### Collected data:
──────
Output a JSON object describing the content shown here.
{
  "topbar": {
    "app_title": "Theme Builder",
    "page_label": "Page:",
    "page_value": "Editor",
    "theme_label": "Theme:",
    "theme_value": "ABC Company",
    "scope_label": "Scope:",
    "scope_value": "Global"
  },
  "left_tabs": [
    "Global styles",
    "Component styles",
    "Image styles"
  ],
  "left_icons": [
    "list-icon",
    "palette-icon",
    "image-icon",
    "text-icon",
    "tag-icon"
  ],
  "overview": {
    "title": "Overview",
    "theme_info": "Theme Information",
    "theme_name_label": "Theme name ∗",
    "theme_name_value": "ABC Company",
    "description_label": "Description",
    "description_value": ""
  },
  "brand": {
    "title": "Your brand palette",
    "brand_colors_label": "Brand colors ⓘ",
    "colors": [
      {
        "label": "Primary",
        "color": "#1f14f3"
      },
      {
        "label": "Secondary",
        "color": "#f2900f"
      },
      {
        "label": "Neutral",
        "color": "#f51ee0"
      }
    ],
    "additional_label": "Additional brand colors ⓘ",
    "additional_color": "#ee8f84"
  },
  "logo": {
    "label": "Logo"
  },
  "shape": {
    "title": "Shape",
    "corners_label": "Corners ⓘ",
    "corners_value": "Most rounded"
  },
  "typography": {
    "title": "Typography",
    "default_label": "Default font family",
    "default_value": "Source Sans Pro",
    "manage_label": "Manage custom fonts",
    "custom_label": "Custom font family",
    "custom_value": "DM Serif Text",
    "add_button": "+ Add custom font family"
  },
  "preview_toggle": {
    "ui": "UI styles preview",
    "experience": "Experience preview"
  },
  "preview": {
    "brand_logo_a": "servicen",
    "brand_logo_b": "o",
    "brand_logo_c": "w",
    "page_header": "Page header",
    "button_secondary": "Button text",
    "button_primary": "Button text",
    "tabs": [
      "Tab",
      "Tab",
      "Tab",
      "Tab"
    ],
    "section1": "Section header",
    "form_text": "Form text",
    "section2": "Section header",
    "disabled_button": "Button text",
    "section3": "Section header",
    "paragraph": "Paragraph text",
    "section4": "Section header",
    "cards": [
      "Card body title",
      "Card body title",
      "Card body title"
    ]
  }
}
──────
### Your task:
Give the count of lines in the data shown above that contain "palette", and nothing else.

### Response:
2